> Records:
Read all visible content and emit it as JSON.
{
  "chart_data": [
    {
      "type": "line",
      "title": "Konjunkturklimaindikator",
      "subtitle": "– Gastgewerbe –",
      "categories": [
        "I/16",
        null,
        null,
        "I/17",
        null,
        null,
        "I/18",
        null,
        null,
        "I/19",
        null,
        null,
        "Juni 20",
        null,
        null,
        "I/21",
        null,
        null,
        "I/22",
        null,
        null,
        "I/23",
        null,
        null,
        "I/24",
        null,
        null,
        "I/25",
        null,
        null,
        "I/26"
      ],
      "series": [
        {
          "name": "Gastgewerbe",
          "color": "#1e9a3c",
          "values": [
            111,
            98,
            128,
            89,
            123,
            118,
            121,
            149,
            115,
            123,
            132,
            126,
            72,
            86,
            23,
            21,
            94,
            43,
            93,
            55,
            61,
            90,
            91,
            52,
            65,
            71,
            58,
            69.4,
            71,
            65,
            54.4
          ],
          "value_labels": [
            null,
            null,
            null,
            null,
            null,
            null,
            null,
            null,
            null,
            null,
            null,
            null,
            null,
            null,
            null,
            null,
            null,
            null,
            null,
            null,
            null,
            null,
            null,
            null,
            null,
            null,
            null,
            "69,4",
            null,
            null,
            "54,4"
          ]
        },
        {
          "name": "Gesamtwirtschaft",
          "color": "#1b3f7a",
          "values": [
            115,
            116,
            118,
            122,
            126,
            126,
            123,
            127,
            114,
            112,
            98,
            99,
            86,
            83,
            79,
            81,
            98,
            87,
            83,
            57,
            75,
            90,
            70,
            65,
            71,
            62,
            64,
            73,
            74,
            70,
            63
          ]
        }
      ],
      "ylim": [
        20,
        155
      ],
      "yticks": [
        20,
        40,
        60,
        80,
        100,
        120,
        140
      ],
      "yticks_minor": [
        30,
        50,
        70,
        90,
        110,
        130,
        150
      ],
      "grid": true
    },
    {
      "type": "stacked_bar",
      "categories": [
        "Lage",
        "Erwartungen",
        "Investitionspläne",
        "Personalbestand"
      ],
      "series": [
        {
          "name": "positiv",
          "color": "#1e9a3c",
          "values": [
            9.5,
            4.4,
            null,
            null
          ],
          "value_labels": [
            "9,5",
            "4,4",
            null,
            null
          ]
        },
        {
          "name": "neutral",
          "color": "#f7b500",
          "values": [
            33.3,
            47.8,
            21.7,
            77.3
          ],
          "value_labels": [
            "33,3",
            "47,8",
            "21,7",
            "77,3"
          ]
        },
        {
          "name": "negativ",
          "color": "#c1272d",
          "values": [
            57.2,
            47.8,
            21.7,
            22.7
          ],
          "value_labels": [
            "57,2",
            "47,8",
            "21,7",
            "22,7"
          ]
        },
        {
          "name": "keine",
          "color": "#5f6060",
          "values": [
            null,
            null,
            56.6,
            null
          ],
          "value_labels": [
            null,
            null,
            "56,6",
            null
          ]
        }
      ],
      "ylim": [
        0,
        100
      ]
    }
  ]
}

---

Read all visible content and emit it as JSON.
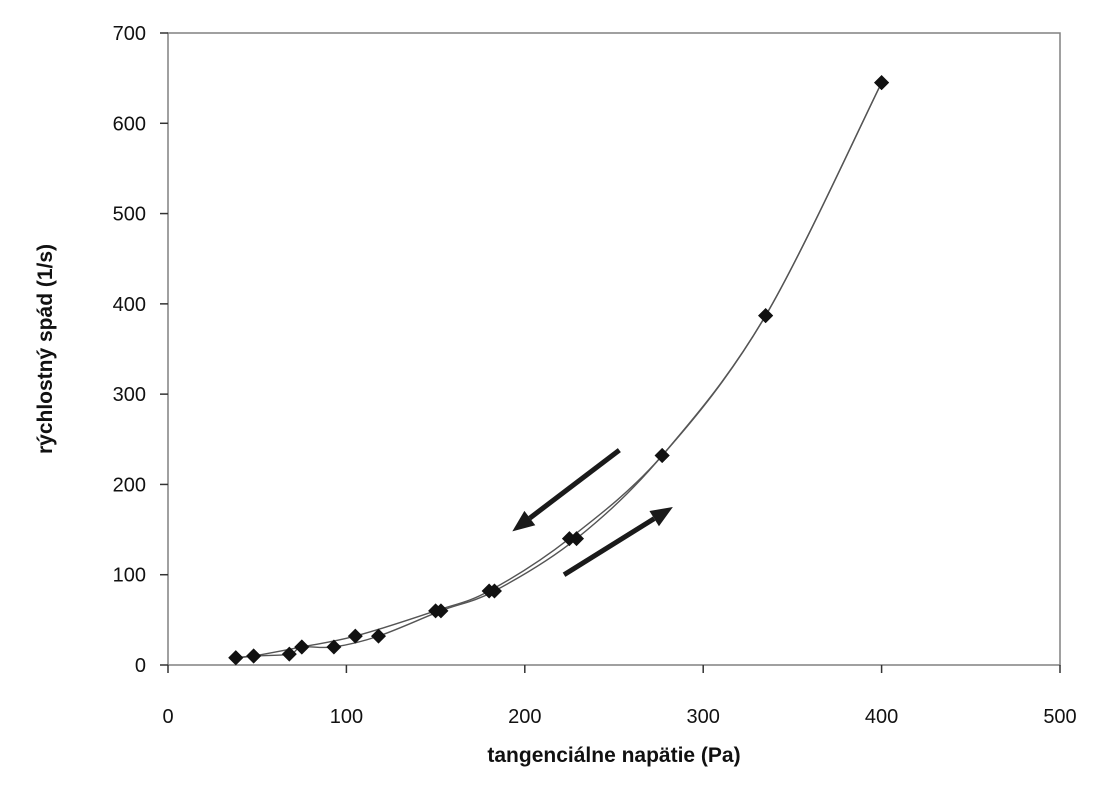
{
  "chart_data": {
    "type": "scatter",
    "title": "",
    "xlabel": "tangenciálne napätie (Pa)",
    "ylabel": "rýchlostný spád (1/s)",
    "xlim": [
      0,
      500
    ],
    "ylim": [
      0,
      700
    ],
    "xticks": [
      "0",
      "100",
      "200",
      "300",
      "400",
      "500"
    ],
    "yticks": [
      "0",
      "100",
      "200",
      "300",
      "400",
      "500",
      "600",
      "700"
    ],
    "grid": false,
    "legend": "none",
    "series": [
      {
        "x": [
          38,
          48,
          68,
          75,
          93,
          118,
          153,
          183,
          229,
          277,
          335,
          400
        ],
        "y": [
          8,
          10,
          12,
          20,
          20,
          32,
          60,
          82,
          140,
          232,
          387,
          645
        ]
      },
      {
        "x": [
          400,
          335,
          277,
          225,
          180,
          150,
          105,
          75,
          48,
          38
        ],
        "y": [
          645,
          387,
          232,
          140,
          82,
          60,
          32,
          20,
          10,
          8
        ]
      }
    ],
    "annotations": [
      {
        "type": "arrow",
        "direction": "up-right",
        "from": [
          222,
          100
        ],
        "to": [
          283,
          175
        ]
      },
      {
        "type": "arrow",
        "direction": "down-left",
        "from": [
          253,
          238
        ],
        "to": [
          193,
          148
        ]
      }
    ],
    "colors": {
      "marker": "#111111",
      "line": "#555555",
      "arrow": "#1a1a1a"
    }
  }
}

---

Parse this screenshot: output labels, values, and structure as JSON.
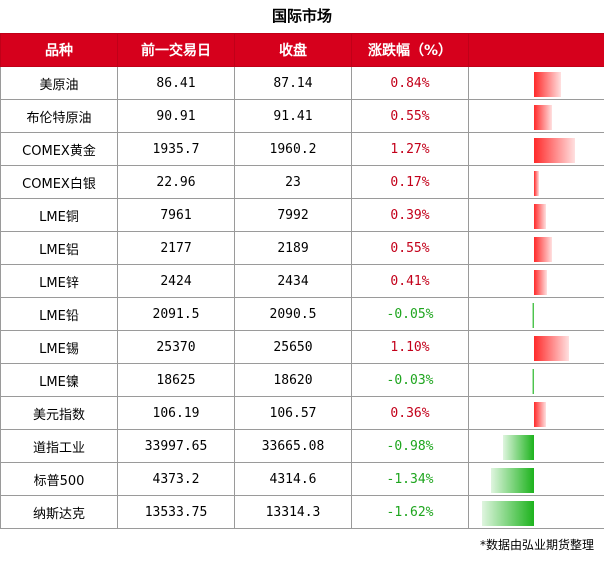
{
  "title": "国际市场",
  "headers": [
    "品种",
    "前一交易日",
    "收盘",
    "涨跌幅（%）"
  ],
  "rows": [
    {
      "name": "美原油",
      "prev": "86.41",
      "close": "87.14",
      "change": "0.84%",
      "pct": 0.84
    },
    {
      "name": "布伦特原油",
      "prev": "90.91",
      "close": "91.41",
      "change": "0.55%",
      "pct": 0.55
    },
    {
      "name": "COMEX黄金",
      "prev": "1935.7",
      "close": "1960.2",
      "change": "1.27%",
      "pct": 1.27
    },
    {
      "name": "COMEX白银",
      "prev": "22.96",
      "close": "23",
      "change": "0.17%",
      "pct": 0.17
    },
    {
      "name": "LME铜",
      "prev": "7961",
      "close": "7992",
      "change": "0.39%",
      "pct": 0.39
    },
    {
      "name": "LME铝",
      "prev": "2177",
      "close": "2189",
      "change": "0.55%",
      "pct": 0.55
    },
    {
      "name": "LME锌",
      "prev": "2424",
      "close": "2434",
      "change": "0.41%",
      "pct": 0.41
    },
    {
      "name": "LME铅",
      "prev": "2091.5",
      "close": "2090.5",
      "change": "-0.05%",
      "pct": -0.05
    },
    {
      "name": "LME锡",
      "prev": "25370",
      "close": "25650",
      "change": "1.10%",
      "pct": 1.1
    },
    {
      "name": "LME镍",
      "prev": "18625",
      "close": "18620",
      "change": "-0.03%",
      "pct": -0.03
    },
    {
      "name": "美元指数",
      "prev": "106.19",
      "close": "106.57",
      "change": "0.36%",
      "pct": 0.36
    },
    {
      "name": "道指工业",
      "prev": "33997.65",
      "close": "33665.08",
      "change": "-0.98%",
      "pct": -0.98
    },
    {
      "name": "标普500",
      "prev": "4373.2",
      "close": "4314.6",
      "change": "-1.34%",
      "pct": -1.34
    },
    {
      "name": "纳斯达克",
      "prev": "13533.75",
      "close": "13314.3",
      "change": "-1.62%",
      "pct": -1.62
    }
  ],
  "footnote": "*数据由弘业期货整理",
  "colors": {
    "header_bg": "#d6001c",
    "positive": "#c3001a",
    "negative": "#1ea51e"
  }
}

> Problem requirements:
Scan the material above for the string "direction" and report each line where you find it.

> Task result:
        "direction": "up-right",
        "direction": "down-left",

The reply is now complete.